» **EXERCISE DATA**:

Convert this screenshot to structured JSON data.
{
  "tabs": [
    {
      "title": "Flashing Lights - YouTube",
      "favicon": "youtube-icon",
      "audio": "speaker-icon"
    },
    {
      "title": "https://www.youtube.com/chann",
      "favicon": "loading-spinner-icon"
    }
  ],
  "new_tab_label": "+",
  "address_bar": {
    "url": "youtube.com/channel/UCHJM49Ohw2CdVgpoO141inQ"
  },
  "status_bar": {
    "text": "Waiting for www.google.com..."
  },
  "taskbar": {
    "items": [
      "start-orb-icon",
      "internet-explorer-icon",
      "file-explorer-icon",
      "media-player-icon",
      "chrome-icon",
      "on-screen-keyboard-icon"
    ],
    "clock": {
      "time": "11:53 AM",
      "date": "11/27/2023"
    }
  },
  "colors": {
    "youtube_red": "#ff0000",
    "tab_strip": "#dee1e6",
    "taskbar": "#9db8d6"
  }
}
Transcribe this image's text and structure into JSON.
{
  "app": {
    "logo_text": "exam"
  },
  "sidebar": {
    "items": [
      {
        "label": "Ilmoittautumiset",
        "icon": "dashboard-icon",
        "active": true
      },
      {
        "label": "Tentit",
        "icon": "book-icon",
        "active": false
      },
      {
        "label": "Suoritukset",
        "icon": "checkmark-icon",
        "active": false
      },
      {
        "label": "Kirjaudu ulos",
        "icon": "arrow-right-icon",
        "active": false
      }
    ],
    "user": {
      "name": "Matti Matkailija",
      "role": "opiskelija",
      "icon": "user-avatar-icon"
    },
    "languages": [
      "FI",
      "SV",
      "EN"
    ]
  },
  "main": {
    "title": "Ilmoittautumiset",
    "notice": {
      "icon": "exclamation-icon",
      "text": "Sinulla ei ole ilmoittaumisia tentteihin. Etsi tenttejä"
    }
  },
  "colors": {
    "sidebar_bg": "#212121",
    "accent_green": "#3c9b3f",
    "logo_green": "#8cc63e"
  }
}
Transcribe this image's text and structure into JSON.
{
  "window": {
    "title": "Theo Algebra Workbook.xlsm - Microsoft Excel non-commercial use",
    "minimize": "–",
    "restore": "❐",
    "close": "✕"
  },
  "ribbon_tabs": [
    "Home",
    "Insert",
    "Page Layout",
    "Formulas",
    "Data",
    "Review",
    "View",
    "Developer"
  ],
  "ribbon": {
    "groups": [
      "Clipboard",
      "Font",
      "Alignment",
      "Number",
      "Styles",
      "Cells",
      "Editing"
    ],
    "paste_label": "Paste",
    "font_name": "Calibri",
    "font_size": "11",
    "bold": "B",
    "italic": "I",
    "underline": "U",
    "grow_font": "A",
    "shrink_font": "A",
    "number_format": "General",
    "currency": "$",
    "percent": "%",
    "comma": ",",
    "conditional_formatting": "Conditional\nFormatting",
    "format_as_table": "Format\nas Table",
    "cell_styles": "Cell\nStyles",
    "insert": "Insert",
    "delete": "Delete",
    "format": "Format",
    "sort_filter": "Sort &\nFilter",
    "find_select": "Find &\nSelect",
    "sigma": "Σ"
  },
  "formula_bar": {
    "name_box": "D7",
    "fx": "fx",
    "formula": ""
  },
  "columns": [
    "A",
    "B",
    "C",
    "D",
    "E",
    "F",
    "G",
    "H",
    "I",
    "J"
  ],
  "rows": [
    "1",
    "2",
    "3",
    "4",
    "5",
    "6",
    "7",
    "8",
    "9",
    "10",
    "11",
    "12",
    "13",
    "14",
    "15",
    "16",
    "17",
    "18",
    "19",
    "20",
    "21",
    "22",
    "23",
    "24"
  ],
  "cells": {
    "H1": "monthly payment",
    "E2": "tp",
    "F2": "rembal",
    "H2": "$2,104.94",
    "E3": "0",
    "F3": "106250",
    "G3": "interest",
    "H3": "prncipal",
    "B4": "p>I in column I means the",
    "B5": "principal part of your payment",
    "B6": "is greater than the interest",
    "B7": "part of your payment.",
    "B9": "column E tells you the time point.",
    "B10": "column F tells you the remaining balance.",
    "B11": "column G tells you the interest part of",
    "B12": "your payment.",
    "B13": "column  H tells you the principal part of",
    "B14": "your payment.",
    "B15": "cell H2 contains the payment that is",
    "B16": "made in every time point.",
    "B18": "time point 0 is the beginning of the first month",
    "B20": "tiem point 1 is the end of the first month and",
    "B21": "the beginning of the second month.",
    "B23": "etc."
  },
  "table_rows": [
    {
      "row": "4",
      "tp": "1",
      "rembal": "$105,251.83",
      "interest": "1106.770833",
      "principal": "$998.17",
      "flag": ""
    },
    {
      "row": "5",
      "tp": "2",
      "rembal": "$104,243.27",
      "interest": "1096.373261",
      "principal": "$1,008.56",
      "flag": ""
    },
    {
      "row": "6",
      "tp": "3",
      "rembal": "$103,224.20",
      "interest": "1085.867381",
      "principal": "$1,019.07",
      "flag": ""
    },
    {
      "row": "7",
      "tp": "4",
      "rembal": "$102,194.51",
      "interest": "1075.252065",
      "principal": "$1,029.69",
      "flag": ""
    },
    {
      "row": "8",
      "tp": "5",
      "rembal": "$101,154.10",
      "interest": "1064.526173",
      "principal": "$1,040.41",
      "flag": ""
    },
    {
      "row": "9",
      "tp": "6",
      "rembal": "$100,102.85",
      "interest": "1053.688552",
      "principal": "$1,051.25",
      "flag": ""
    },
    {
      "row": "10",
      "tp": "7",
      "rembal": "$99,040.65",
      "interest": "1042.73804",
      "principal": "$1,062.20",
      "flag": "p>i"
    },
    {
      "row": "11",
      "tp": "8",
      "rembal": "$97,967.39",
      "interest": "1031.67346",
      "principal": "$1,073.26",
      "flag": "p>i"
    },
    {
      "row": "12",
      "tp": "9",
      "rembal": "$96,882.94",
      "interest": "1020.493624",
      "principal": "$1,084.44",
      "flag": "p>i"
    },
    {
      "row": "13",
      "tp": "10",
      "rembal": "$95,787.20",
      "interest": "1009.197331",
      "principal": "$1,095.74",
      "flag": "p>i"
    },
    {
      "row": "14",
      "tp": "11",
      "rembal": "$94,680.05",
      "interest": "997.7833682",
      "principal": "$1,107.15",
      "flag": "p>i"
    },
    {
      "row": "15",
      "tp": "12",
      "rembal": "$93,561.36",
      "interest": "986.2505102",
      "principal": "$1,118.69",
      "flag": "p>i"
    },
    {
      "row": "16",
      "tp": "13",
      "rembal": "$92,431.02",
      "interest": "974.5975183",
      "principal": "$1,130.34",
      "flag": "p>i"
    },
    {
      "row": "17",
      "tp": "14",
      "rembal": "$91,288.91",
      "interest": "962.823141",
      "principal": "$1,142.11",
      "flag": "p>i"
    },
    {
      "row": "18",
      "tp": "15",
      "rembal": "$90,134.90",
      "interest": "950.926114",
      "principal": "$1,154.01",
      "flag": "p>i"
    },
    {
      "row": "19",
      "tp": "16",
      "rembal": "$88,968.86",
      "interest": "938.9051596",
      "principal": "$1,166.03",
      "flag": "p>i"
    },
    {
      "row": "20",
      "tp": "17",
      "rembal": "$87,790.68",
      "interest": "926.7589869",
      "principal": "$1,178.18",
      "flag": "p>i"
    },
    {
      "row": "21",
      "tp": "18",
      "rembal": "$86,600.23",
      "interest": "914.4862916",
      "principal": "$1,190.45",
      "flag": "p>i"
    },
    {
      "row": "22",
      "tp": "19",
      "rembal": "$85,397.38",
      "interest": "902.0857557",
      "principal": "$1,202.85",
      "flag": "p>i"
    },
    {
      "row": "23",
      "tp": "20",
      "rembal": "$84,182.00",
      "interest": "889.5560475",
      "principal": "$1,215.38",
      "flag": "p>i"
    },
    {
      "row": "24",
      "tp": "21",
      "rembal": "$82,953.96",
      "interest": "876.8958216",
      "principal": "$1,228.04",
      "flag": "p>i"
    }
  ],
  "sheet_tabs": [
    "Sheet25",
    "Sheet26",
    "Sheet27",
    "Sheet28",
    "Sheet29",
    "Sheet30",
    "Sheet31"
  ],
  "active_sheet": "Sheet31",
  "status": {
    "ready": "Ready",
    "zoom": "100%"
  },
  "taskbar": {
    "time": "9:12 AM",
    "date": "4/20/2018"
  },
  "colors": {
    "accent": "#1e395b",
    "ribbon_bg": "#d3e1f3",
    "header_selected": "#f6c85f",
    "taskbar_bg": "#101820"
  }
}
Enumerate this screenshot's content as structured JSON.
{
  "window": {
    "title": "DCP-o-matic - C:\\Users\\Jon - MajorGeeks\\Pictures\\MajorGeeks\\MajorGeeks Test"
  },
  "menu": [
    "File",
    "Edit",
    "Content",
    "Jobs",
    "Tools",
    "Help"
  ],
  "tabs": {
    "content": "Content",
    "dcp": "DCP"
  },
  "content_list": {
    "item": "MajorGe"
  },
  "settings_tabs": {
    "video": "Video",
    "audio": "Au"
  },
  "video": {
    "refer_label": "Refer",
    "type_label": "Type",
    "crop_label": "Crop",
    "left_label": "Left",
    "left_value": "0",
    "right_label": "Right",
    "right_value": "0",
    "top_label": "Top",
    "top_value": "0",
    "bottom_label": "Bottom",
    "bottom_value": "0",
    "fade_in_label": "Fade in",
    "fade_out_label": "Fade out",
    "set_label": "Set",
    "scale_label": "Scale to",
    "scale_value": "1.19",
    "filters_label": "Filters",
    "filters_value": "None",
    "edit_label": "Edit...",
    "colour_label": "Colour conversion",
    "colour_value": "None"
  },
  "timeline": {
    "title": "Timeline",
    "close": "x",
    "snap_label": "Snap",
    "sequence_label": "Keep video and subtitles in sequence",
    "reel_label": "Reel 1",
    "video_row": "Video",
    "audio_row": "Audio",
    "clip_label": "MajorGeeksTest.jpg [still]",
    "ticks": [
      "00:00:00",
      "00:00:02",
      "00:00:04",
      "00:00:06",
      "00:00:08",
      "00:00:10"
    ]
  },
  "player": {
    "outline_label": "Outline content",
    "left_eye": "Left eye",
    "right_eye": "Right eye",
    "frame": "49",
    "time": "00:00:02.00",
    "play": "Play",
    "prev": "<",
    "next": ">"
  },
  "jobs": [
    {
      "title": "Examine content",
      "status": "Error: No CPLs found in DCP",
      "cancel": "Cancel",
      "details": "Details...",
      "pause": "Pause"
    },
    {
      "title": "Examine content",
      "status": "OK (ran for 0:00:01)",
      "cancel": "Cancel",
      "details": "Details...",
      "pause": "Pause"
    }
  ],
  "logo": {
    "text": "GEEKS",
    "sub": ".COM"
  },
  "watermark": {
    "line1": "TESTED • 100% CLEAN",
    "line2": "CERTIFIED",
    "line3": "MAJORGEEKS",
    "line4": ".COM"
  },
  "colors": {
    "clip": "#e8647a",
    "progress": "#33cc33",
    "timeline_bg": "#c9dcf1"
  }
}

» **WRITTEN TASK**:
Extract, from the listing above, every line where the string "Ilmoittautumiset" occurs.

» **SOLVED EXERCISE**:
        "label": "Ilmoittautumiset",
    "title": "Ilmoittautumiset",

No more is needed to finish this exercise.